→ **Aim**
Without the pictures, set down the records below word for word.
---------- Supplied entries ----------
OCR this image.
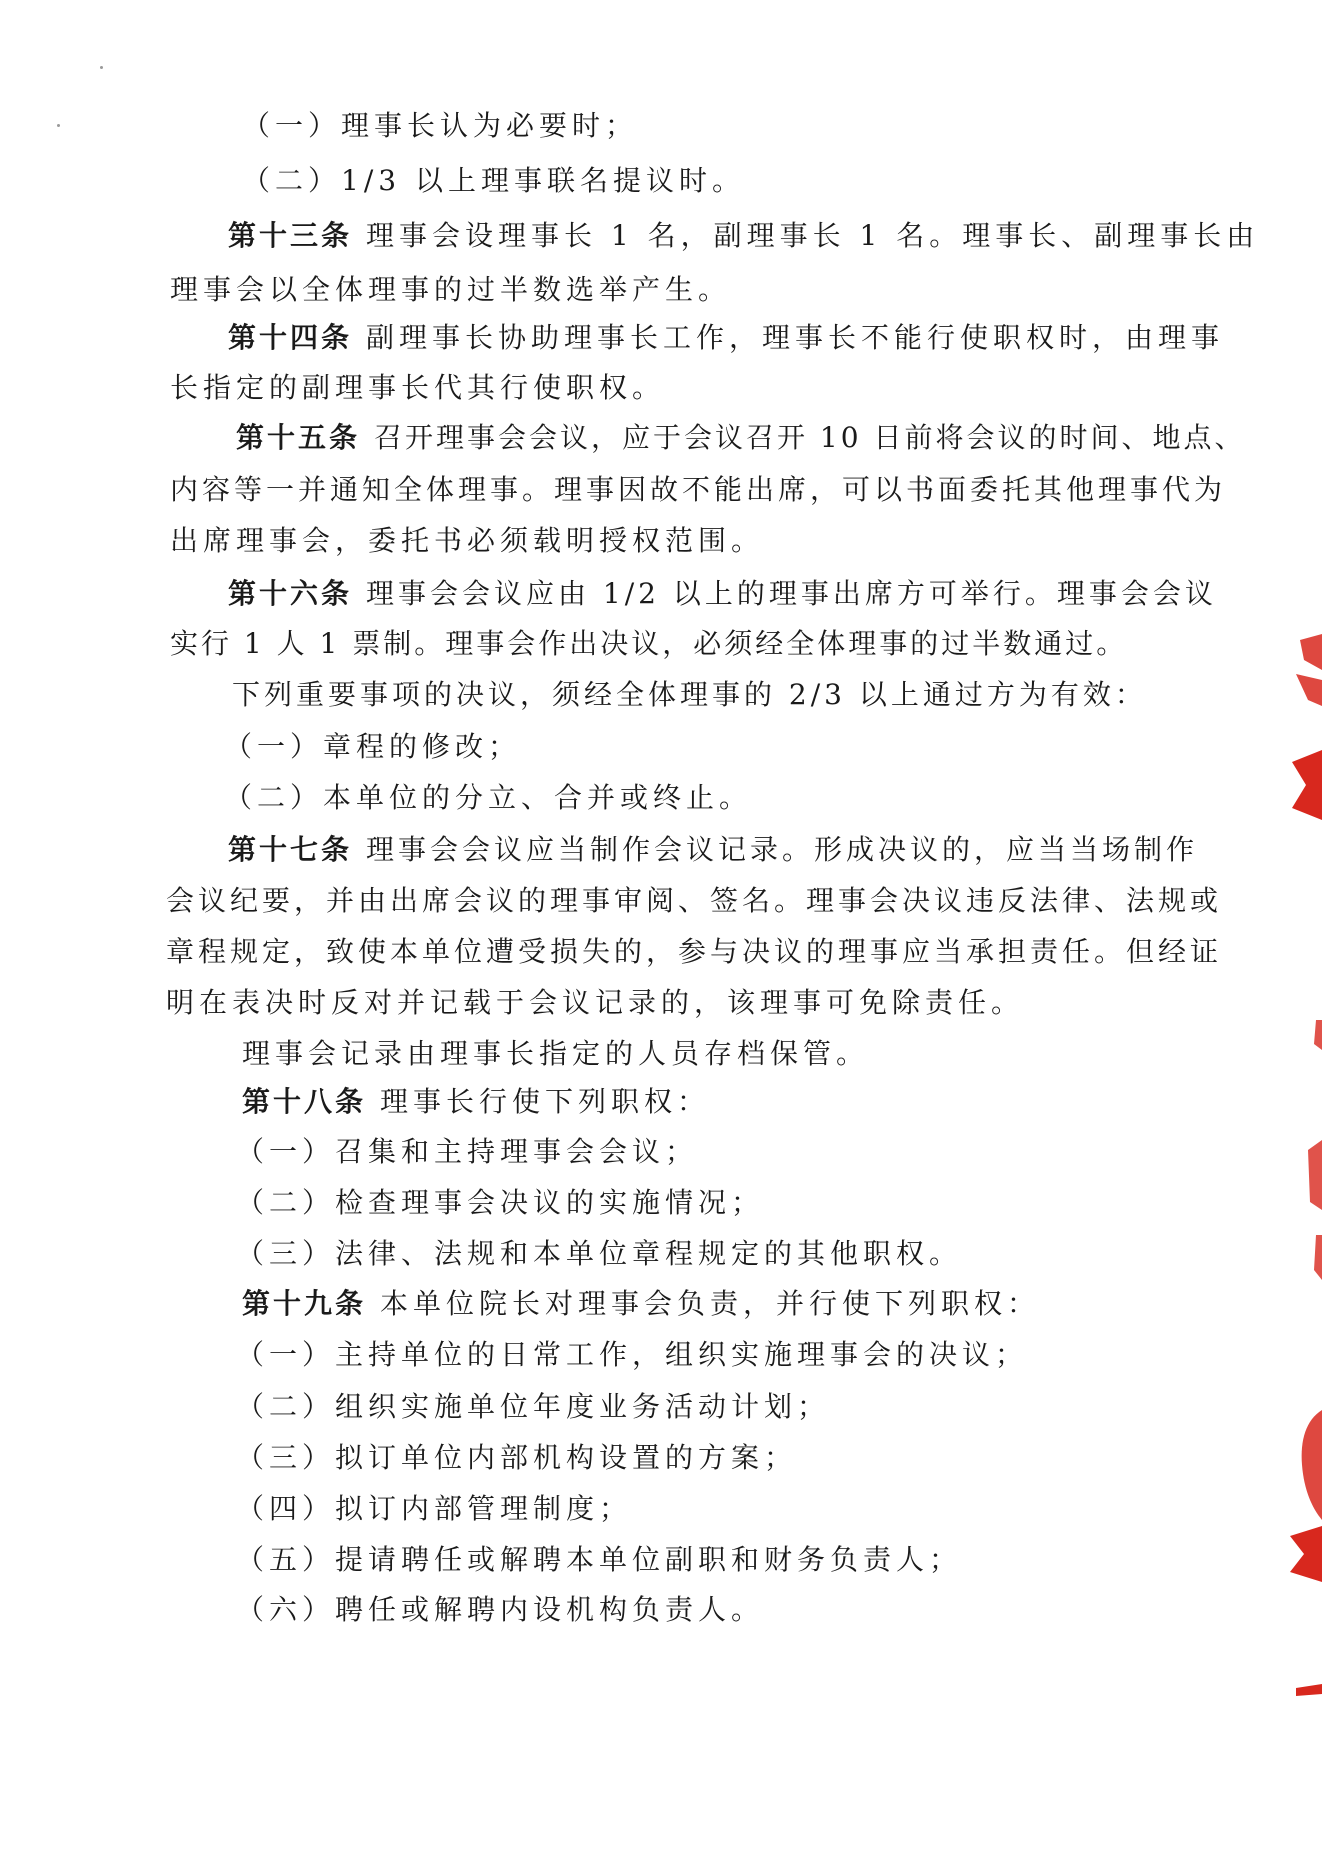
（一）理事长认为必要时；
（二）1/3 以上理事联名提议时。
第十三条 理事会设理事长 1 名，副理事长 1 名。理事长、副理事长由
理事会以全体理事的过半数选举产生。
第十四条 副理事长协助理事长工作，理事长不能行使职权时，由理事
长指定的副理事长代其行使职权。
第十五条 召开理事会会议，应于会议召开 10 日前将会议的时间、地点、
内容等一并通知全体理事。理事因故不能出席，可以书面委托其他理事代为
出席理事会，委托书必须载明授权范围。
第十六条 理事会会议应由 1/2 以上的理事出席方可举行。理事会会议
实行 1 人 1 票制。理事会作出决议，必须经全体理事的过半数通过。
下列重要事项的决议，须经全体理事的 2/3 以上通过方为有效：
（一）章程的修改；
（二）本单位的分立、合并或终止。
第十七条 理事会会议应当制作会议记录。形成决议的，应当当场制作
会议纪要，并由出席会议的理事审阅、签名。理事会决议违反法律、法规或
章程规定，致使本单位遭受损失的，参与决议的理事应当承担责任。但经证
明在表决时反对并记载于会议记录的，该理事可免除责任。
理事会记录由理事长指定的人员存档保管。
第十八条 理事长行使下列职权：
（一）召集和主持理事会会议；
（二）检查理事会决议的实施情况；
（三）法律、法规和本单位章程规定的其他职权。
第十九条 本单位院长对理事会负责，并行使下列职权：
（一）主持单位的日常工作，组织实施理事会的决议；
（二）组织实施单位年度业务活动计划；
（三）拟订单位内部机构设置的方案；
（四）拟订内部管理制度；
（五）提请聘任或解聘本单位副职和财务负责人；
（六）聘任或解聘内设机构负责人。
----------
→ **Worked solution**
OCR this image.
（一）理事长认为必要时；
（二）1/3 以上理事联名提议时。
第十三条 理事会设理事长 1 名，副理事长 1 名。理事长、副理事长由
理事会以全体理事的过半数选举产生。
第十四条 副理事长协助理事长工作，理事长不能行使职权时，由理事
长指定的副理事长代其行使职权。
第十五条 召开理事会会议，应于会议召开 10 日前将会议的时间、地点、
内容等一并通知全体理事。理事因故不能出席，可以书面委托其他理事代为
出席理事会，委托书必须载明授权范围。
第十六条 理事会会议应由 1/2 以上的理事出席方可举行。理事会会议
实行 1 人 1 票制。理事会作出决议，必须经全体理事的过半数通过。
下列重要事项的决议，须经全体理事的 2/3 以上通过方为有效：
（一）章程的修改；
（二）本单位的分立、合并或终止。
第十七条 理事会会议应当制作会议记录。形成决议的，应当当场制作
会议纪要，并由出席会议的理事审阅、签名。理事会决议违反法律、法规或
章程规定，致使本单位遭受损失的，参与决议的理事应当承担责任。但经证
明在表决时反对并记载于会议记录的，该理事可免除责任。
理事会记录由理事长指定的人员存档保管。
第十八条 理事长行使下列职权：
（一）召集和主持理事会会议；
（二）检查理事会决议的实施情况；
（三）法律、法规和本单位章程规定的其他职权。
第十九条 本单位院长对理事会负责，并行使下列职权：
（一）主持单位的日常工作，组织实施理事会的决议；
（二）组织实施单位年度业务活动计划；
（三）拟订单位内部机构设置的方案；
（四）拟订内部管理制度；
（五）提请聘任或解聘本单位副职和财务负责人；
（六）聘任或解聘内设机构负责人。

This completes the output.